Collected data entries
####

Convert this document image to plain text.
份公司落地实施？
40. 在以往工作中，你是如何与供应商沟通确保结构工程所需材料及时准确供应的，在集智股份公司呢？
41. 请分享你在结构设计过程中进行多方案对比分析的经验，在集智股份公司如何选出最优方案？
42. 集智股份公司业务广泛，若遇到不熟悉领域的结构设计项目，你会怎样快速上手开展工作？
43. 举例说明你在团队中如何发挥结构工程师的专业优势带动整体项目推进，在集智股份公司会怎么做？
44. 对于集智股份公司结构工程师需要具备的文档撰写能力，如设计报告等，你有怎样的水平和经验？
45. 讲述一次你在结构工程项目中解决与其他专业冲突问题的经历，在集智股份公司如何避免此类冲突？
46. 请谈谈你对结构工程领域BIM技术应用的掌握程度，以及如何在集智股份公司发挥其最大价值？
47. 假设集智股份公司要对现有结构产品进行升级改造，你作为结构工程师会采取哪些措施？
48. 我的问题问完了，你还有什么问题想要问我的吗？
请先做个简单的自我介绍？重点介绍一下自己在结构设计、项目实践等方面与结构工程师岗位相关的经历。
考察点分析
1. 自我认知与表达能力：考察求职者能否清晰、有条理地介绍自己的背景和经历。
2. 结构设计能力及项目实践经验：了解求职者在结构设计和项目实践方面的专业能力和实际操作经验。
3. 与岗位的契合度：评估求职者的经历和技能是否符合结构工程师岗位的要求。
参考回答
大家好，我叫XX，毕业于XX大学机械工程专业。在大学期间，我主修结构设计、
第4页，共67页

####

- **TASK OBJECTIVE**
Transcribe all of the entries without altering anything.

- **RESPONSE TO THIS TASK**
Convert this document image to plain text.
份公司落地实施？
40. 在以往工作中，你是如何与供应商沟通确保结构工程所需材料及时准确供应的，在集智股份公司呢？
41. 请分享你在结构设计过程中进行多方案对比分析的经验，在集智股份公司如何选出最优方案？
42. 集智股份公司业务广泛，若遇到不熟悉领域的结构设计项目，你会怎样快速上手开展工作？
43. 举例说明你在团队中如何发挥结构工程师的专业优势带动整体项目推进，在集智股份公司会怎么做？
44. 对于集智股份公司结构工程师需要具备的文档撰写能力，如设计报告等，你有怎样的水平和经验？
45. 讲述一次你在结构工程项目中解决与其他专业冲突问题的经历，在集智股份公司如何避免此类冲突？
46. 请谈谈你对结构工程领域BIM技术应用的掌握程度，以及如何在集智股份公司发挥其最大价值？
47. 假设集智股份公司要对现有结构产品进行升级改造，你作为结构工程师会采取哪些措施？
48. 我的问题问完了，你还有什么问题想要问我的吗？
请先做个简单的自我介绍？重点介绍一下自己在结构设计、项目实践等方面与结构工程师岗位相关的经历。
考察点分析
1. 自我认知与表达能力：考察求职者能否清晰、有条理地介绍自己的背景和经历。
2. 结构设计能力及项目实践经验：了解求职者在结构设计和项目实践方面的专业能力和实际操作经验。
3. 与岗位的契合度：评估求职者的经历和技能是否符合结构工程师岗位的要求。
参考回答
大家好，我叫XX，毕业于XX大学机械工程专业。在大学期间，我主修结构设计、
第4页，共67页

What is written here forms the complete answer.